Exercise instructions
Every entry below must appear again, exactly as written.

Data for this exercise
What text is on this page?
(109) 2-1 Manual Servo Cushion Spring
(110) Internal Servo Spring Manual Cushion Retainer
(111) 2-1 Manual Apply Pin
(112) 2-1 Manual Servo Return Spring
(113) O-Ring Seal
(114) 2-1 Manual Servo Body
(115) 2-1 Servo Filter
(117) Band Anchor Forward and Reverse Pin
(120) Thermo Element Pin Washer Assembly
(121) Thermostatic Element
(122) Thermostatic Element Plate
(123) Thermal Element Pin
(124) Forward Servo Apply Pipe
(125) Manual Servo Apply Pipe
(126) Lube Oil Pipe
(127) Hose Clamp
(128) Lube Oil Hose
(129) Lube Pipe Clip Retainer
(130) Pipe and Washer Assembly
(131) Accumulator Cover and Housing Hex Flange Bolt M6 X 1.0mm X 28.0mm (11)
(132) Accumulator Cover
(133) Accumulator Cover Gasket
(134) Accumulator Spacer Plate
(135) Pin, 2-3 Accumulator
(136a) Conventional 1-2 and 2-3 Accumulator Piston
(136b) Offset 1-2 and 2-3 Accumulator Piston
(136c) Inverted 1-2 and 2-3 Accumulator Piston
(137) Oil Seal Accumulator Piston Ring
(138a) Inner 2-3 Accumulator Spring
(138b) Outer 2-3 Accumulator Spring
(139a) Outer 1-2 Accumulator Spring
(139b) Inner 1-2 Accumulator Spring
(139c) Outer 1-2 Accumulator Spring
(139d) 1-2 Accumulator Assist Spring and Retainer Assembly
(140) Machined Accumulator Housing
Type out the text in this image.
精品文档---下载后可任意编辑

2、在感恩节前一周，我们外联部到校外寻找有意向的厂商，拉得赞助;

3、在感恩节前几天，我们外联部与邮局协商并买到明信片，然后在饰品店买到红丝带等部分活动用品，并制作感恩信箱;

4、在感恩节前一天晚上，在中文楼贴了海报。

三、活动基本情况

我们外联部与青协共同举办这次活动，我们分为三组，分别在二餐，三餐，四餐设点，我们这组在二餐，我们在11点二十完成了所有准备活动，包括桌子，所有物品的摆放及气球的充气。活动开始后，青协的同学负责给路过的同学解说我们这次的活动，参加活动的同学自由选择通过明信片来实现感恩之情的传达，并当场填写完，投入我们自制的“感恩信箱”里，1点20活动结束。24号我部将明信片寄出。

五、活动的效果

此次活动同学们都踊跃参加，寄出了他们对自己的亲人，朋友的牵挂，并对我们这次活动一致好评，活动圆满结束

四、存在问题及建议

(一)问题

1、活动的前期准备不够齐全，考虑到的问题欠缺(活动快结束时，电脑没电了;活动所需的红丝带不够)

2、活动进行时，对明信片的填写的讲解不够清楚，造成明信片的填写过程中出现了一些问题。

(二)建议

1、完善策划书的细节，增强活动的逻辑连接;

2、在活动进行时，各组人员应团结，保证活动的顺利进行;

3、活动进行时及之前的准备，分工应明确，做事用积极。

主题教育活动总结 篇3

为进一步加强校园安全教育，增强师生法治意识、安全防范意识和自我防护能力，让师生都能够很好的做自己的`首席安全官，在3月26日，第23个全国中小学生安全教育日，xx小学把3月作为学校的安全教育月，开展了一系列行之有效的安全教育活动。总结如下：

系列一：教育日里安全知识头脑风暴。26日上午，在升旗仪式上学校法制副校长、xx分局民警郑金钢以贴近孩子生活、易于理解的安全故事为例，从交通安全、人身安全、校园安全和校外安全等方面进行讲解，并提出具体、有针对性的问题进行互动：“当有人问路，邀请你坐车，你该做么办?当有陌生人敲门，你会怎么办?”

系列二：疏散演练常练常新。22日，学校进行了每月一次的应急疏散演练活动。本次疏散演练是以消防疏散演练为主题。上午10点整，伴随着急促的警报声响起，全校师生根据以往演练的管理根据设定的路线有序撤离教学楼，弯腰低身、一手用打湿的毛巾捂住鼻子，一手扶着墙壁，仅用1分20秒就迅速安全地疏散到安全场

Final result
What text is on this page?
(109) 2-1 Manual Servo Cushion Spring
(110) Internal Servo Spring Manual Cushion Retainer
(111) 2-1 Manual Apply Pin
(112) 2-1 Manual Servo Return Spring
(113) O-Ring Seal
(114) 2-1 Manual Servo Body
(115) 2-1 Servo Filter
(117) Band Anchor Forward and Reverse Pin
(120) Thermo Element Pin Washer Assembly
(121) Thermostatic Element
(122) Thermostatic Element Plate
(123) Thermal Element Pin
(124) Forward Servo Apply Pipe
(125) Manual Servo Apply Pipe
(126) Lube Oil Pipe
(127) Hose Clamp
(128) Lube Oil Hose
(129) Lube Pipe Clip Retainer
(130) Pipe and Washer Assembly
(131) Accumulator Cover and Housing Hex Flange Bolt M6 X 1.0mm X 28.0mm (11)
(132) Accumulator Cover
(133) Accumulator Cover Gasket
(134) Accumulator Spacer Plate
(135) Pin, 2-3 Accumulator
(136a) Conventional 1-2 and 2-3 Accumulator Piston
(136b) Offset 1-2 and 2-3 Accumulator Piston
(136c) Inverted 1-2 and 2-3 Accumulator Piston
(137) Oil Seal Accumulator Piston Ring
(138a) Inner 2-3 Accumulator Spring
(138b) Outer 2-3 Accumulator Spring
(139a) Outer 1-2 Accumulator Spring
(139b) Inner 1-2 Accumulator Spring
(139c) Outer 1-2 Accumulator Spring
(139d) 1-2 Accumulator Assist Spring and Retainer Assembly
(140) Machined Accumulator Housing
Type out the text in this image.
精品文档---下载后可任意编辑

2、在感恩节前一周，我们外联部到校外寻找有意向的厂商，拉得赞助;

3、在感恩节前几天，我们外联部与邮局协商并买到明信片，然后在饰品店买到红丝带等部分活动用品，并制作感恩信箱;

4、在感恩节前一天晚上，在中文楼贴了海报。

三、活动基本情况

我们外联部与青协共同举办这次活动，我们分为三组，分别在二餐，三餐，四餐设点，我们这组在二餐，我们在11点二十完成了所有准备活动，包括桌子，所有物品的摆放及气球的充气。活动开始后，青协的同学负责给路过的同学解说我们这次的活动，参加活动的同学自由选择通过明信片来实现感恩之情的传达，并当场填写完，投入我们自制的“感恩信箱”里，1点20活动结束。24号我部将明信片寄出。

五、活动的效果

此次活动同学们都踊跃参加，寄出了他们对自己的亲人，朋友的牵挂，并对我们这次活动一致好评，活动圆满结束

四、存在问题及建议

(一)问题

1、活动的前期准备不够齐全，考虑到的问题欠缺(活动快结束时，电脑没电了;活动所需的红丝带不够)

2、活动进行时，对明信片的填写的讲解不够清楚，造成明信片的填写过程中出现了一些问题。

(二)建议

1、完善策划书的细节，增强活动的逻辑连接;

2、在活动进行时，各组人员应团结，保证活动的顺利进行;

3、活动进行时及之前的准备，分工应明确，做事用积极。

主题教育活动总结 篇3

为进一步加强校园安全教育，增强师生法治意识、安全防范意识和自我防护能力，让师生都能够很好的做自己的`首席安全官，在3月26日，第23个全国中小学生安全教育日，xx小学把3月作为学校的安全教育月，开展了一系列行之有效的安全教育活动。总结如下：

系列一：教育日里安全知识头脑风暴。26日上午，在升旗仪式上学校法制副校长、xx分局民警郑金钢以贴近孩子生活、易于理解的安全故事为例，从交通安全、人身安全、校园安全和校外安全等方面进行讲解，并提出具体、有针对性的问题进行互动：“当有人问路，邀请你坐车，你该做么办?当有陌生人敲门，你会怎么办?”

系列二：疏散演练常练常新。22日，学校进行了每月一次的应急疏散演练活动。本次疏散演练是以消防疏散演练为主题。上午10点整，伴随着急促的警报声响起，全校师生根据以往演练的管理根据设定的路线有序撤离教学楼，弯腰低身、一手用打湿的毛巾捂住鼻子，一手扶着墙壁，仅用1分20秒就迅速安全地疏散到安全场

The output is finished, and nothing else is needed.